— START —

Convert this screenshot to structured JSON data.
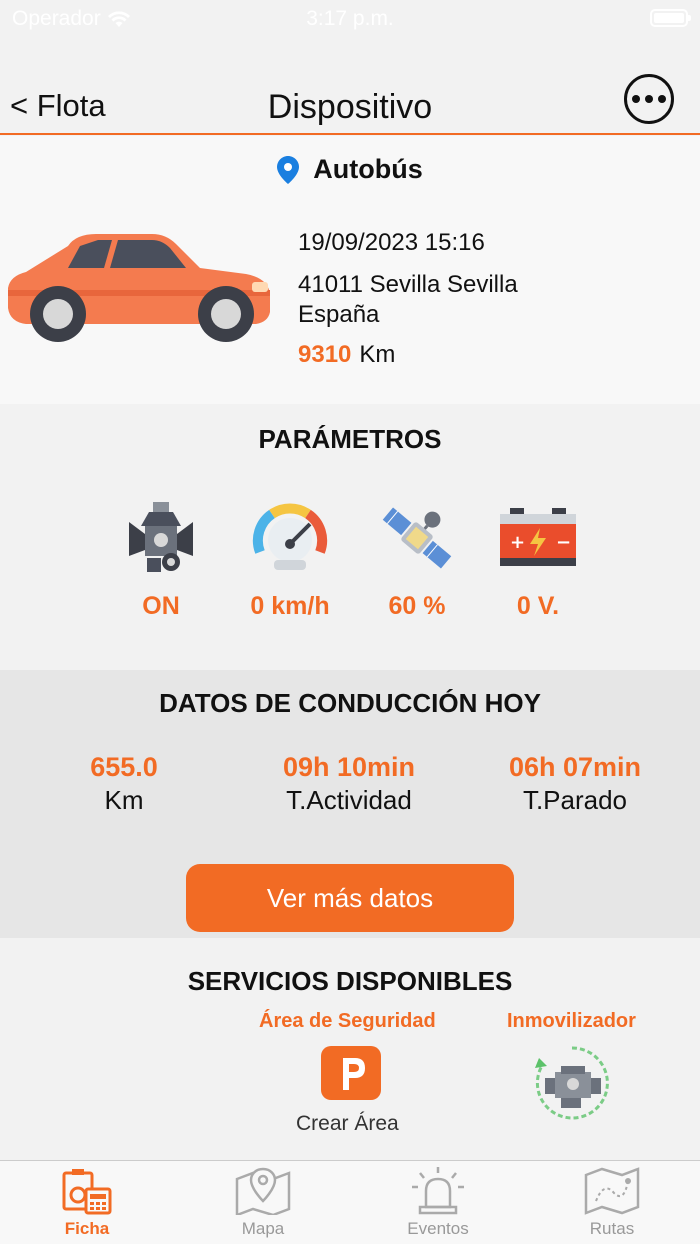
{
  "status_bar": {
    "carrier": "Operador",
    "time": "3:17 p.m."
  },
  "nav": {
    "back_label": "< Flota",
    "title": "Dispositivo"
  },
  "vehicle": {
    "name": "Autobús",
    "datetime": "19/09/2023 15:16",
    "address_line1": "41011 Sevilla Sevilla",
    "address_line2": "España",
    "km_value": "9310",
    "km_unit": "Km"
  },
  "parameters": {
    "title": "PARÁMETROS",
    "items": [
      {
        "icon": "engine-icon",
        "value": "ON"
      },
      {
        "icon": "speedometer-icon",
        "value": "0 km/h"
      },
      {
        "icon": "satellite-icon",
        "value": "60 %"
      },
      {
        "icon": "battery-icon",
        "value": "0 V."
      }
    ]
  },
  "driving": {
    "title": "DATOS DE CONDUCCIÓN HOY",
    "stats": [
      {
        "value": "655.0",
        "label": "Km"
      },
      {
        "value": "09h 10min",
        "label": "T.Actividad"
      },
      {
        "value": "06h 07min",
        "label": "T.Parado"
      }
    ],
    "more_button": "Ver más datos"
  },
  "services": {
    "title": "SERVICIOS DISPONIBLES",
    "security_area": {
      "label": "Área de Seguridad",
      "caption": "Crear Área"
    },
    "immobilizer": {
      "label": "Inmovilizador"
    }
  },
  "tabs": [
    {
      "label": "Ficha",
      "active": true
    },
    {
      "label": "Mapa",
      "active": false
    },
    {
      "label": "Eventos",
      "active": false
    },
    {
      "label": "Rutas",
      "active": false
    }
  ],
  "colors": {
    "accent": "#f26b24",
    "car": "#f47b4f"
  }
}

— END —

| TASK BRIEF |
Reproduce the material word for word, minus the images.

| RIGHT ANSWER |
Convert this screenshot to structured JSON data.
{
  "status_bar": {
    "carrier": "Operador",
    "time": "3:17 p.m."
  },
  "nav": {
    "back_label": "< Flota",
    "title": "Dispositivo"
  },
  "vehicle": {
    "name": "Autobús",
    "datetime": "19/09/2023 15:16",
    "address_line1": "41011 Sevilla Sevilla",
    "address_line2": "España",
    "km_value": "9310",
    "km_unit": "Km"
  },
  "parameters": {
    "title": "PARÁMETROS",
    "items": [
      {
        "icon": "engine-icon",
        "value": "ON"
      },
      {
        "icon": "speedometer-icon",
        "value": "0 km/h"
      },
      {
        "icon": "satellite-icon",
        "value": "60 %"
      },
      {
        "icon": "battery-icon",
        "value": "0 V."
      }
    ]
  },
  "driving": {
    "title": "DATOS DE CONDUCCIÓN HOY",
    "stats": [
      {
        "value": "655.0",
        "label": "Km"
      },
      {
        "value": "09h 10min",
        "label": "T.Actividad"
      },
      {
        "value": "06h 07min",
        "label": "T.Parado"
      }
    ],
    "more_button": "Ver más datos"
  },
  "services": {
    "title": "SERVICIOS DISPONIBLES",
    "security_area": {
      "label": "Área de Seguridad",
      "caption": "Crear Área"
    },
    "immobilizer": {
      "label": "Inmovilizador"
    }
  },
  "tabs": [
    {
      "label": "Ficha",
      "active": true
    },
    {
      "label": "Mapa",
      "active": false
    },
    {
      "label": "Eventos",
      "active": false
    },
    {
      "label": "Rutas",
      "active": false
    }
  ],
  "colors": {
    "accent": "#f26b24",
    "car": "#f47b4f"
  }
}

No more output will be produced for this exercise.